[Records provided start]

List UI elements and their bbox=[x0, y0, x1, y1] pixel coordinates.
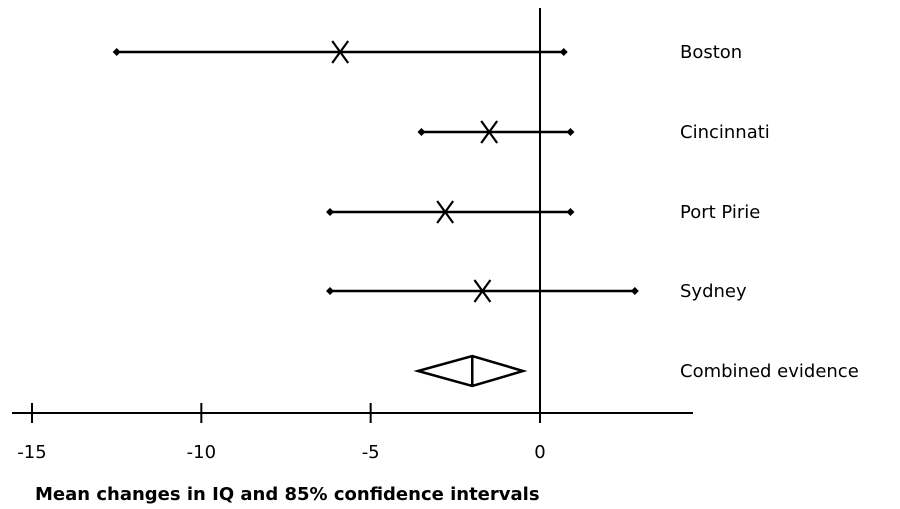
combined-label: Combined evidence bbox=[680, 361, 859, 382]
x-tick-label: -5 bbox=[362, 442, 380, 463]
combined-evidence-row: Combined evidence bbox=[413, 354, 859, 388]
interval-end-marker bbox=[326, 287, 335, 295]
point-estimate-marker bbox=[436, 200, 455, 224]
combined-diamond bbox=[413, 354, 528, 388]
point-estimate-marker bbox=[331, 40, 350, 64]
x-tick-label: -10 bbox=[187, 442, 216, 463]
x-axis-label: Mean changes in IQ and 85% confidence in… bbox=[35, 484, 540, 505]
interval-end-marker bbox=[566, 128, 575, 136]
study-label: Sydney bbox=[680, 281, 747, 302]
study-label: Boston bbox=[680, 42, 742, 63]
x-tick-label: -15 bbox=[17, 442, 46, 463]
study-label: Cincinnati bbox=[680, 122, 770, 143]
interval-end-marker bbox=[326, 208, 335, 216]
interval-end-marker bbox=[417, 128, 426, 136]
study-label: Port Pirie bbox=[680, 202, 760, 223]
x-axis-ticks: -15 -10 -5 0 bbox=[17, 403, 546, 463]
point-estimate-marker bbox=[473, 279, 492, 303]
interval-end-marker bbox=[559, 48, 568, 56]
study-row: Cincinnati bbox=[417, 120, 770, 144]
study-row: Boston bbox=[112, 40, 742, 64]
point-estimate-marker bbox=[480, 120, 499, 144]
x-tick-label: 0 bbox=[534, 442, 545, 463]
interval-end-marker bbox=[630, 287, 639, 295]
interval-end-marker bbox=[566, 208, 575, 216]
interval-end-marker bbox=[112, 48, 121, 56]
study-rows: Boston Cincinnati Port Pirie Sydney bbox=[112, 40, 770, 303]
study-row: Port Pirie bbox=[326, 200, 760, 224]
study-row: Sydney bbox=[326, 279, 747, 303]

[Records provided end]

**Your instructions**
Could you rewrite the material with every "Combined evidence" changed to "Pooled estimate", leaving everything else as it is and omitting the pictures?

**Result of the exercise**
List UI elements and their bbox=[x0, y0, x1, y1] pixel coordinates.
combined-label: Pooled estimate bbox=[680, 361, 859, 382]
x-tick-label: -5 bbox=[362, 442, 380, 463]
combined-evidence-row: Pooled estimate bbox=[413, 354, 859, 388]
interval-end-marker bbox=[326, 287, 335, 295]
point-estimate-marker bbox=[436, 200, 455, 224]
combined-diamond bbox=[413, 354, 528, 388]
point-estimate-marker bbox=[331, 40, 350, 64]
x-tick-label: -10 bbox=[187, 442, 216, 463]
x-axis-label: Mean changes in IQ and 85% confidence in… bbox=[35, 484, 540, 505]
interval-end-marker bbox=[566, 128, 575, 136]
study-label: Sydney bbox=[680, 281, 747, 302]
study-label: Boston bbox=[680, 42, 742, 63]
x-tick-label: -15 bbox=[17, 442, 46, 463]
study-label: Cincinnati bbox=[680, 122, 770, 143]
interval-end-marker bbox=[326, 208, 335, 216]
interval-end-marker bbox=[417, 128, 426, 136]
study-label: Port Pirie bbox=[680, 202, 760, 223]
x-axis-ticks: -15 -10 -5 0 bbox=[17, 403, 546, 463]
point-estimate-marker bbox=[473, 279, 492, 303]
interval-end-marker bbox=[559, 48, 568, 56]
study-row: Cincinnati bbox=[417, 120, 770, 144]
study-row: Boston bbox=[112, 40, 742, 64]
point-estimate-marker bbox=[480, 120, 499, 144]
x-tick-label: 0 bbox=[534, 442, 545, 463]
interval-end-marker bbox=[630, 287, 639, 295]
interval-end-marker bbox=[566, 208, 575, 216]
interval-end-marker bbox=[112, 48, 121, 56]
study-rows: Boston Cincinnati Port Pirie Sydney bbox=[112, 40, 770, 303]
study-row: Port Pirie bbox=[326, 200, 760, 224]
study-row: Sydney bbox=[326, 279, 747, 303]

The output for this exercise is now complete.